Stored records
====================

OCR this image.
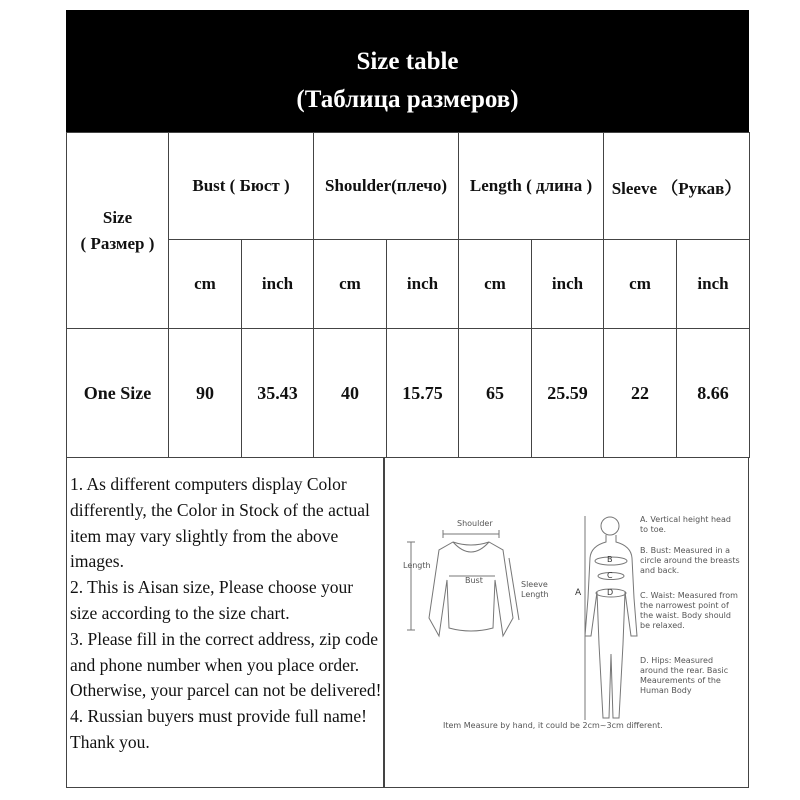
Size table
(Таблица размеров)
Size
( Размер )	Bust ( Бюст )		Shoulder(плечо)		Length ( длина )		Sleeve （Рукав）	
	cm	inch	cm	inch	cm	inch	cm	inch
One Size	90	35.43	40	15.75	65	25.59	22	8.66

1. As different computers display Color differently, the Color in Stock of the actual item may vary slightly from the above images.

2. This is Aisan size, Please choose your size according to the size chart.

3. Please fill in the correct address, zip code and phone number when you place order. Otherwise, your parcel can not be delivered!

4. Russian buyers must provide full name! Thank you.

Shoulder
Length
Bust	Sleeve Length	A
B
C
D
A. Vertical height head to toe.
B. Bust: Measured in a circle around the breasts and back.
C. Waist: Measured from the narrowest point of the waist. Body should be relaxed.
D. Hips: Measured around the rear. Basic Meaurements of the Human Body
Item Measure by hand, it could be 2cm~3cm different.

====================

__Instructions for the task__
Pick out each line in the material containing "Shoulder".

__Answer to the problem__
( Размер )	Bust ( Бюст )		Shoulder(плечо)		Length ( длина )		Sleeve （Рукав）	
Shoulder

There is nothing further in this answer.